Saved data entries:
------
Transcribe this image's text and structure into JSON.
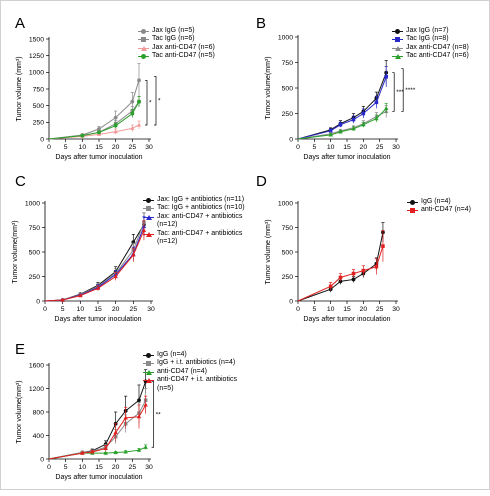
{
  "colors": {
    "black": "#111111",
    "gray": "#8a8a8a",
    "blue": "#2a2acb",
    "red": "#e02020",
    "pink": "#f29a9a",
    "green": "#2aa02a"
  },
  "panels": [
    {
      "letter": "A",
      "ylabel": "Tumor volume (mm³)",
      "xlabel": "Days after tumor inoculation"
    },
    {
      "letter": "B",
      "ylabel": "Tumor volume(mm³)",
      "xlabel": "Days after tumor inoculation"
    },
    {
      "letter": "C",
      "ylabel": "Tumor volume(mm³)",
      "xlabel": "Days after tumor inoculation"
    },
    {
      "letter": "D",
      "ylabel": "Tumor volume (mm³)",
      "xlabel": "Days after tumor inoculation"
    },
    {
      "letter": "E",
      "ylabel": "Tumor volume(mm³)",
      "xlabel": "Days after tumor inoculation"
    }
  ],
  "chart_data": [
    {
      "type": "line",
      "panel": "A",
      "xlabel": "Days after tumor inoculation",
      "ylabel": "Tumor volume (mm³)",
      "xlim": [
        0,
        30
      ],
      "ylim": [
        0,
        1500
      ],
      "xticks": [
        0,
        5,
        10,
        15,
        20,
        25,
        30
      ],
      "yticks": [
        0,
        250,
        500,
        750,
        1000,
        1250,
        1500
      ],
      "legend_position": "top-right",
      "significance": [
        "*",
        "*"
      ],
      "series": [
        {
          "name": "Jax IgG (n=5)",
          "color": "gray",
          "marker": "circle",
          "x": [
            10,
            15,
            20,
            25,
            27
          ],
          "y": [
            60,
            150,
            320,
            560,
            880
          ],
          "err": [
            15,
            40,
            100,
            140,
            250
          ]
        },
        {
          "name": "Tac IgG (n=6)",
          "color": "gray",
          "marker": "square",
          "x": [
            10,
            15,
            20,
            25,
            27
          ],
          "y": [
            50,
            100,
            230,
            420,
            560
          ],
          "err": [
            10,
            30,
            50,
            70,
            80
          ]
        },
        {
          "name": "Jax anti-CD47 (n=6)",
          "color": "pink",
          "marker": "triangle",
          "x": [
            10,
            15,
            20,
            25,
            27
          ],
          "y": [
            40,
            70,
            110,
            160,
            210
          ],
          "err": [
            10,
            20,
            40,
            50,
            60
          ]
        },
        {
          "name": "Tac anti-CD47 (n=5)",
          "color": "green",
          "marker": "circle",
          "x": [
            10,
            15,
            20,
            25,
            27
          ],
          "y": [
            50,
            100,
            200,
            380,
            560
          ],
          "err": [
            10,
            20,
            40,
            60,
            80
          ]
        }
      ]
    },
    {
      "type": "line",
      "panel": "B",
      "xlabel": "Days after tumor inoculation",
      "ylabel": "Tumor volume(mm³)",
      "xlim": [
        0,
        30
      ],
      "ylim": [
        0,
        1000
      ],
      "xticks": [
        0,
        5,
        10,
        15,
        20,
        25,
        30
      ],
      "yticks": [
        0,
        250,
        500,
        750,
        1000
      ],
      "legend_position": "top-right",
      "significance": [
        "***",
        "****"
      ],
      "series": [
        {
          "name": "Jax IgG (n=7)",
          "color": "black",
          "marker": "circle",
          "x": [
            10,
            13,
            17,
            20,
            24,
            27
          ],
          "y": [
            90,
            150,
            210,
            270,
            400,
            650
          ],
          "err": [
            20,
            30,
            40,
            50,
            60,
            120
          ]
        },
        {
          "name": "Tac IgG (n=8)",
          "color": "blue",
          "marker": "square",
          "x": [
            10,
            13,
            17,
            20,
            24,
            27
          ],
          "y": [
            80,
            140,
            190,
            250,
            360,
            610
          ],
          "err": [
            20,
            25,
            35,
            45,
            60,
            100
          ]
        },
        {
          "name": "Jax anti-CD47 (n=8)",
          "color": "gray",
          "marker": "triangle",
          "x": [
            10,
            13,
            17,
            20,
            24,
            27
          ],
          "y": [
            50,
            80,
            110,
            150,
            220,
            270
          ],
          "err": [
            10,
            15,
            20,
            30,
            40,
            60
          ]
        },
        {
          "name": "Tac anti-CD47 (n=6)",
          "color": "green",
          "marker": "triangle",
          "x": [
            10,
            13,
            17,
            20,
            24,
            27
          ],
          "y": [
            40,
            70,
            100,
            140,
            200,
            300
          ],
          "err": [
            10,
            15,
            20,
            25,
            35,
            50
          ]
        }
      ]
    },
    {
      "type": "line",
      "panel": "C",
      "xlabel": "Days after tumor inoculation",
      "ylabel": "Tumor volume(mm³)",
      "xlim": [
        0,
        30
      ],
      "ylim": [
        0,
        1000
      ],
      "xticks": [
        0,
        5,
        10,
        15,
        20,
        25,
        30
      ],
      "yticks": [
        0,
        250,
        500,
        750,
        1000
      ],
      "legend_position": "top-right",
      "series": [
        {
          "name": "Jax: IgG + antibiotics (n=11)",
          "color": "black",
          "marker": "circle",
          "x": [
            5,
            10,
            15,
            20,
            25,
            28
          ],
          "y": [
            10,
            70,
            160,
            300,
            600,
            780
          ],
          "err": [
            5,
            10,
            30,
            50,
            80,
            120
          ]
        },
        {
          "name": "Tac: IgG + antibiotics (n=10)",
          "color": "gray",
          "marker": "square",
          "x": [
            5,
            10,
            15,
            20,
            25,
            28
          ],
          "y": [
            10,
            65,
            150,
            280,
            520,
            800
          ],
          "err": [
            5,
            10,
            25,
            50,
            70,
            100
          ]
        },
        {
          "name": "Jax: anti-CD47 + antibiotics (n=12)",
          "color": "blue",
          "marker": "triangle",
          "x": [
            5,
            10,
            15,
            20,
            25,
            28
          ],
          "y": [
            10,
            60,
            140,
            270,
            480,
            760
          ],
          "err": [
            5,
            10,
            25,
            40,
            70,
            100
          ]
        },
        {
          "name": "Tac: anti-CD47 + antibiotics (n=12)",
          "color": "red",
          "marker": "triangle",
          "x": [
            5,
            10,
            15,
            20,
            25,
            28
          ],
          "y": [
            10,
            55,
            130,
            250,
            470,
            720
          ],
          "err": [
            5,
            10,
            25,
            40,
            70,
            100
          ]
        }
      ]
    },
    {
      "type": "line",
      "panel": "D",
      "xlabel": "Days after tumor inoculation",
      "ylabel": "Tumor volume (mm³)",
      "xlim": [
        0,
        30
      ],
      "ylim": [
        0,
        1000
      ],
      "xticks": [
        0,
        5,
        10,
        15,
        20,
        25,
        30
      ],
      "yticks": [
        0,
        250,
        500,
        750,
        1000
      ],
      "legend_position": "top-right",
      "series": [
        {
          "name": "IgG (n=4)",
          "color": "black",
          "marker": "circle",
          "x": [
            10,
            13,
            17,
            20,
            24,
            26
          ],
          "y": [
            120,
            200,
            220,
            280,
            380,
            700
          ],
          "err": [
            30,
            30,
            30,
            40,
            60,
            100
          ]
        },
        {
          "name": "anti-CD47 (n=4)",
          "color": "red",
          "marker": "square",
          "x": [
            10,
            13,
            17,
            20,
            24,
            26
          ],
          "y": [
            150,
            240,
            280,
            310,
            350,
            560
          ],
          "err": [
            40,
            40,
            40,
            50,
            80,
            160
          ]
        }
      ]
    },
    {
      "type": "line",
      "panel": "E",
      "xlabel": "Days after tumor inoculation",
      "ylabel": "Tumor volume(mm³)",
      "xlim": [
        0,
        30
      ],
      "ylim": [
        0,
        1600
      ],
      "xticks": [
        0,
        5,
        10,
        15,
        20,
        25,
        30
      ],
      "yticks": [
        0,
        400,
        800,
        1200,
        1600
      ],
      "legend_position": "top-right",
      "significance": [
        "**"
      ],
      "series": [
        {
          "name": "IgG (n=4)",
          "color": "black",
          "marker": "circle",
          "x": [
            10,
            13,
            17,
            20,
            23,
            27,
            29
          ],
          "y": [
            110,
            140,
            250,
            600,
            820,
            1000,
            1320
          ],
          "err": [
            20,
            30,
            60,
            200,
            250,
            260,
            200
          ]
        },
        {
          "name": "IgG + i.t. antibiotics (n=4)",
          "color": "gray",
          "marker": "square",
          "x": [
            10,
            13,
            17,
            20,
            23,
            27,
            29
          ],
          "y": [
            110,
            130,
            200,
            380,
            600,
            780,
            1000
          ],
          "err": [
            20,
            25,
            50,
            120,
            150,
            180,
            200
          ]
        },
        {
          "name": "anti-CD47 (n=4)",
          "color": "green",
          "marker": "triangle",
          "x": [
            10,
            13,
            17,
            20,
            23,
            27,
            29
          ],
          "y": [
            100,
            100,
            100,
            110,
            120,
            150,
            200
          ],
          "err": [
            10,
            10,
            15,
            20,
            20,
            30,
            40
          ]
        },
        {
          "name": "anti-CD47 + i.t. antibiotics (n=5)",
          "color": "red",
          "marker": "triangle",
          "x": [
            10,
            13,
            17,
            20,
            23,
            27,
            29
          ],
          "y": [
            100,
            120,
            180,
            450,
            700,
            720,
            920
          ],
          "err": [
            15,
            25,
            50,
            150,
            180,
            200,
            150
          ]
        }
      ]
    }
  ]
}
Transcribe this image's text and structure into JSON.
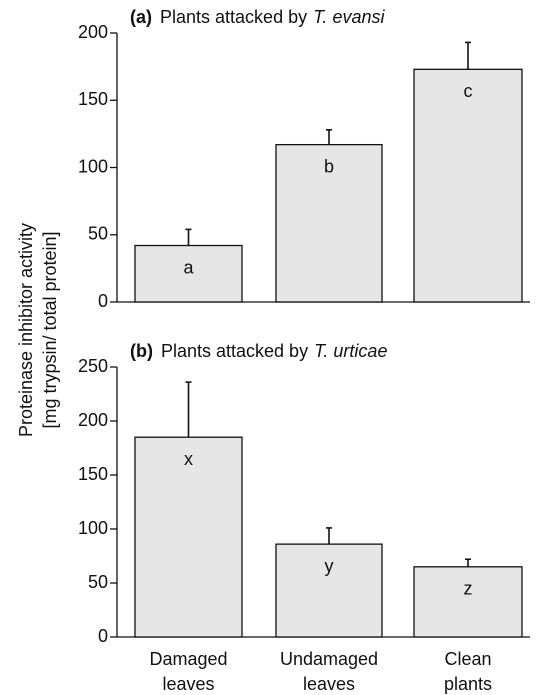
{
  "ylabel": [
    "Proteinase inhibitor activity",
    "[mg trypsin/ total protein]"
  ],
  "chart_data": [
    {
      "type": "bar",
      "panel": "(a)",
      "title": "Plants attacked by",
      "title_species": "T. evansi",
      "categories": [
        null,
        null,
        null
      ],
      "values": [
        42,
        117,
        173
      ],
      "errors": [
        12,
        11,
        20
      ],
      "annotations": [
        "a",
        "b",
        "c"
      ],
      "color": "#e6e6e6",
      "ylim": [
        0,
        200
      ],
      "yticks": [
        0,
        50,
        100,
        150,
        200
      ]
    },
    {
      "type": "bar",
      "panel": "(b)",
      "title": "Plants attacked by",
      "title_species": "T. urticae",
      "categories": [
        "Damaged leaves",
        "Undamaged leaves",
        "Clean plants"
      ],
      "values": [
        185,
        86,
        65
      ],
      "errors": [
        51,
        15,
        7
      ],
      "annotations": [
        "x",
        "y",
        "z"
      ],
      "color": "#e6e6e6",
      "ylim": [
        0,
        250
      ],
      "yticks": [
        0,
        50,
        100,
        150,
        200,
        250
      ]
    }
  ]
}
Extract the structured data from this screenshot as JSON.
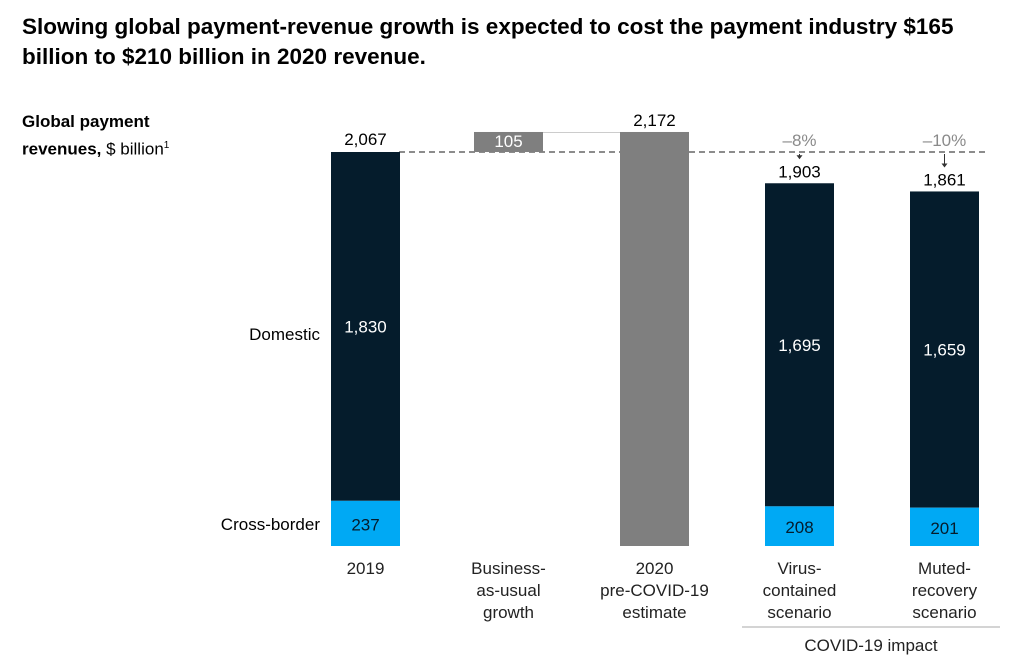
{
  "title": "Slowing global payment-revenue growth is expected to cost the payment industry $165 billion to $210 billion in 2020 revenue.",
  "chart_data": {
    "type": "bar",
    "subtype": "waterfall-stacked",
    "ylabel_bold": "Global payment revenues,",
    "ylabel_unit": "$ billion",
    "ylabel_footnote": "1",
    "categories": [
      "2019",
      "Business-\nas-usual\ngrowth",
      "2020\npre-COVID-19\nestimate",
      "Virus-\ncontained\nscenario",
      "Muted-\nrecovery\nscenario"
    ],
    "series": [
      {
        "name": "Cross-border",
        "values": [
          237,
          null,
          null,
          208,
          201
        ]
      },
      {
        "name": "Domestic",
        "values": [
          1830,
          null,
          null,
          1695,
          1659
        ]
      }
    ],
    "bau_growth": {
      "from": 2067,
      "value": 105
    },
    "pre_covid_estimate": 2172,
    "totals": [
      "2,067",
      "105",
      "2,172",
      "1,903",
      "1,861"
    ],
    "segment_labels": {
      "domestic": [
        "1,830",
        "",
        "",
        "1,695",
        "1,659"
      ],
      "cross_border": [
        "237",
        "",
        "",
        "208",
        "201"
      ]
    },
    "change_labels": [
      "",
      "",
      "",
      "–8%",
      "–10%"
    ],
    "group_label": "COVID-19 impact",
    "reference_line": 2067,
    "ylim": [
      0,
      2172
    ],
    "colors": {
      "domestic": "#051c2c",
      "cross_border": "#00a9f4",
      "estimate": "#7f7f7f",
      "change_label": "#8a8a8a"
    }
  }
}
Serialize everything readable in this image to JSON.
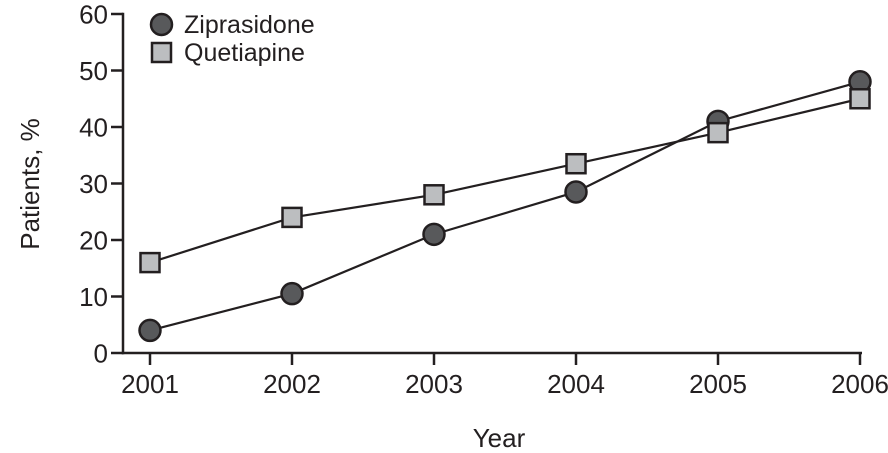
{
  "figure": {
    "background": "#ffffff",
    "ink_color": "#231f20"
  },
  "chart_data": {
    "type": "line",
    "title": "",
    "xlabel": "Year",
    "ylabel": "Patients, %",
    "categories": [
      "2001",
      "2002",
      "2003",
      "2004",
      "2005",
      "2006"
    ],
    "yticks": [
      0,
      10,
      20,
      30,
      40,
      50,
      60
    ],
    "ylim": [
      0,
      60
    ],
    "grid": false,
    "legend_position": "top-left-inside",
    "series": [
      {
        "name": "Ziprasidone",
        "marker": "circle",
        "marker_fill": "#58595b",
        "marker_stroke": "#231f20",
        "line_color": "#231f20",
        "values": [
          4,
          10.5,
          21,
          28.5,
          41,
          48
        ]
      },
      {
        "name": "Quetiapine",
        "marker": "square",
        "marker_fill": "#bcbec0",
        "marker_stroke": "#231f20",
        "line_color": "#231f20",
        "values": [
          16,
          24,
          28,
          33.5,
          39,
          45
        ]
      }
    ]
  }
}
------
▶ **Aim of the task**: Pictures don't belong in the copy. Retype exactly the lines from the one with "Serialize everything readable" through the last line of the records.

▶ **Exercise result**:
Serialize everything readable in this image to JSON.
{
  "figure": {
    "background": "#ffffff",
    "ink_color": "#231f20"
  },
  "chart_data": {
    "type": "line",
    "title": "",
    "xlabel": "Year",
    "ylabel": "Patients, %",
    "categories": [
      "2001",
      "2002",
      "2003",
      "2004",
      "2005",
      "2006"
    ],
    "yticks": [
      0,
      10,
      20,
      30,
      40,
      50,
      60
    ],
    "ylim": [
      0,
      60
    ],
    "grid": false,
    "legend_position": "top-left-inside",
    "series": [
      {
        "name": "Ziprasidone",
        "marker": "circle",
        "marker_fill": "#58595b",
        "marker_stroke": "#231f20",
        "line_color": "#231f20",
        "values": [
          4,
          10.5,
          21,
          28.5,
          41,
          48
        ]
      },
      {
        "name": "Quetiapine",
        "marker": "square",
        "marker_fill": "#bcbec0",
        "marker_stroke": "#231f20",
        "line_color": "#231f20",
        "values": [
          16,
          24,
          28,
          33.5,
          39,
          45
        ]
      }
    ]
  }
}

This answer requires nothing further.